EXERCISE DESCRIPTION
Say how many lines contain "text"; the answer is the number alone.

ENTRIES PROVIDED
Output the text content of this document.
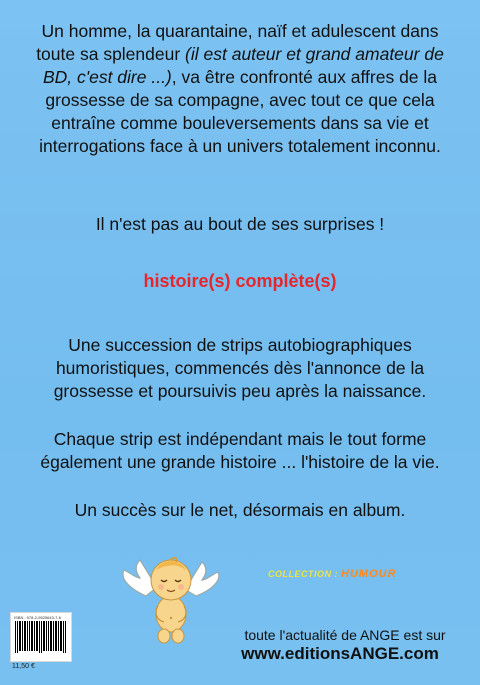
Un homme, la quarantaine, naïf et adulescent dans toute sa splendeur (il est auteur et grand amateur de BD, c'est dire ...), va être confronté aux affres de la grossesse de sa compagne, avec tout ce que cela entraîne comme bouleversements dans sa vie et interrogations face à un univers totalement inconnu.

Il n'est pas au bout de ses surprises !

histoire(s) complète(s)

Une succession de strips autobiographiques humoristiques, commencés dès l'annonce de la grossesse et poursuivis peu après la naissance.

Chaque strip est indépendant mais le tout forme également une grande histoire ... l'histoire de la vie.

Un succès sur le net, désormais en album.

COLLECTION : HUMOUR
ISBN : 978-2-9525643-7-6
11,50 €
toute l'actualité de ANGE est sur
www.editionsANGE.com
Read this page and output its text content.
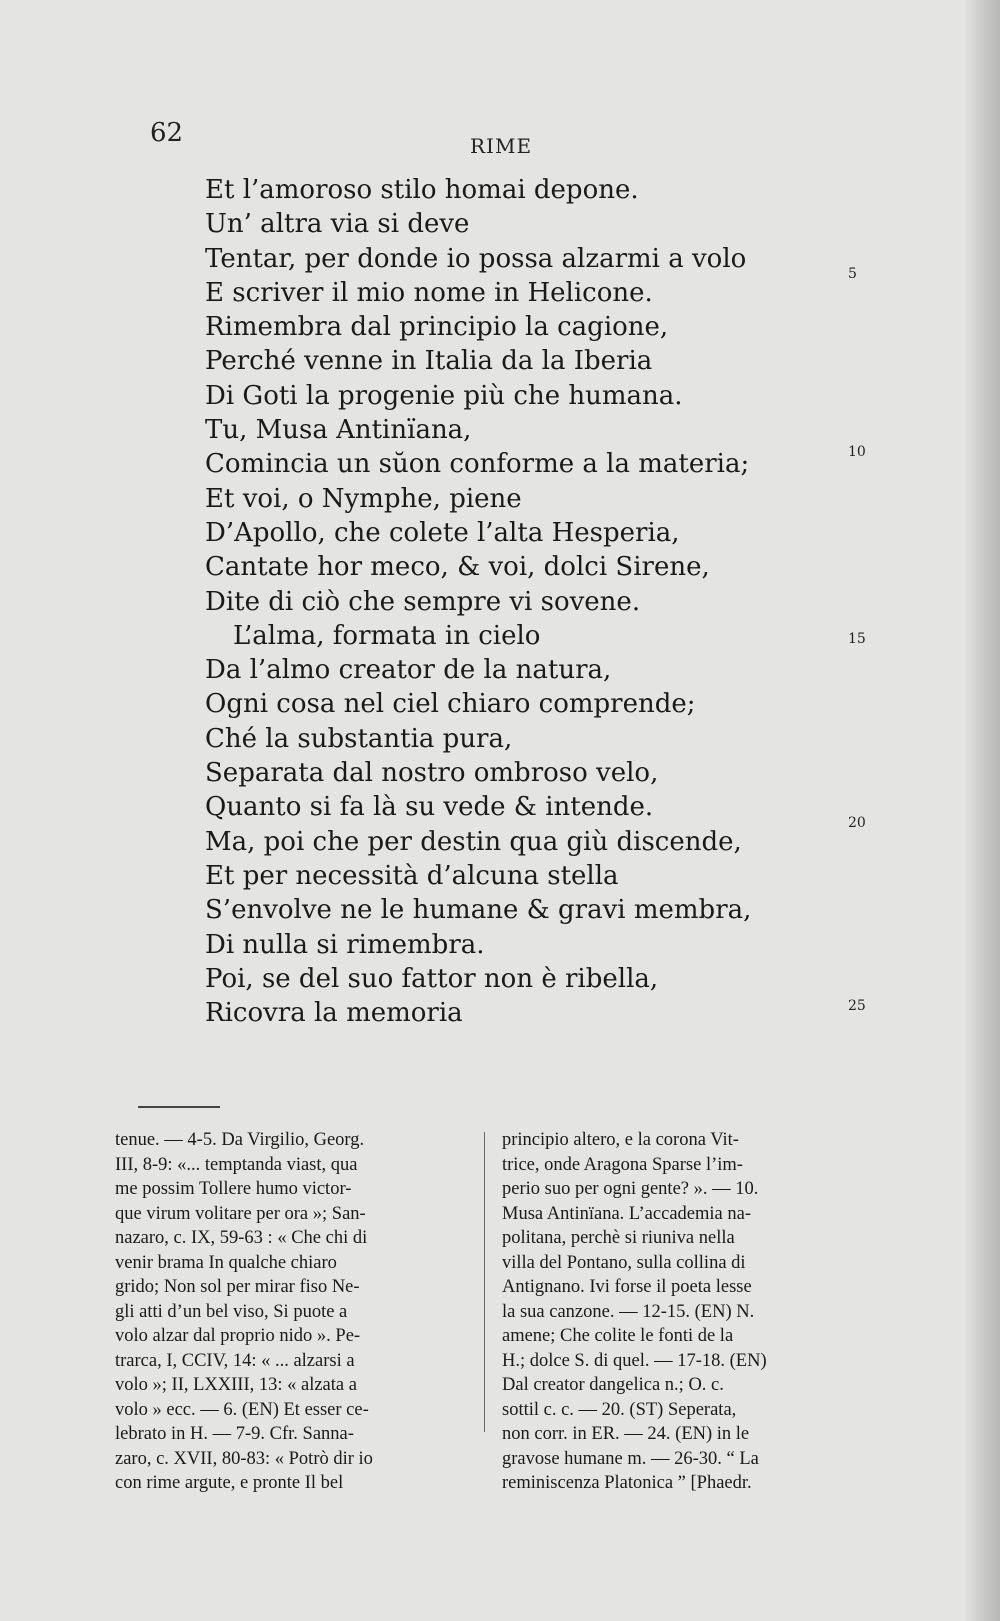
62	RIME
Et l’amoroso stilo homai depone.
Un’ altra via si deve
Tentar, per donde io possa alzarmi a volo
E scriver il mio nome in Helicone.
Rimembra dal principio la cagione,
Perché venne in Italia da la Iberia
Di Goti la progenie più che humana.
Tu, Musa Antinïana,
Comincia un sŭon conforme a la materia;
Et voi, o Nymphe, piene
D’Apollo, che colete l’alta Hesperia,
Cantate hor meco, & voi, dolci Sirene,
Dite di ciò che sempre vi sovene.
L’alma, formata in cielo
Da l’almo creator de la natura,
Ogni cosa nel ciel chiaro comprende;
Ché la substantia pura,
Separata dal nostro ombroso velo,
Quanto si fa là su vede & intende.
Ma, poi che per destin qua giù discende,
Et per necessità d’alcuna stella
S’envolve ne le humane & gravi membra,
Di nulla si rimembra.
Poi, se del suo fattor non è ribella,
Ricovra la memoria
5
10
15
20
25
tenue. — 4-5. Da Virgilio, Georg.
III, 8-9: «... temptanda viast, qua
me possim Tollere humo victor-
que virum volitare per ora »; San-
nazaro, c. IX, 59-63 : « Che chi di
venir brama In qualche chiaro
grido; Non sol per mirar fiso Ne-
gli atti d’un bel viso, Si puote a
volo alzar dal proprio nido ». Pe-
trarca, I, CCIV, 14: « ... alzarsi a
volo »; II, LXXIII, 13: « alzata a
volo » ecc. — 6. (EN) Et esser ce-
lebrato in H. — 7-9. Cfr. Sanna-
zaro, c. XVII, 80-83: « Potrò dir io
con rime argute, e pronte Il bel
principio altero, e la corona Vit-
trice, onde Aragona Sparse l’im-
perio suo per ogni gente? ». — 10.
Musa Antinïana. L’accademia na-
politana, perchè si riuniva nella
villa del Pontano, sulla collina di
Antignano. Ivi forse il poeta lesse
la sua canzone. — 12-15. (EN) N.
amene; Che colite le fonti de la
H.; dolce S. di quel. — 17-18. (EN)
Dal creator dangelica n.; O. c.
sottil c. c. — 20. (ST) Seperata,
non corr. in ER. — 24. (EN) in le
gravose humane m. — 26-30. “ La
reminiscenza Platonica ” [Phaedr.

WRITTEN ANSWER
2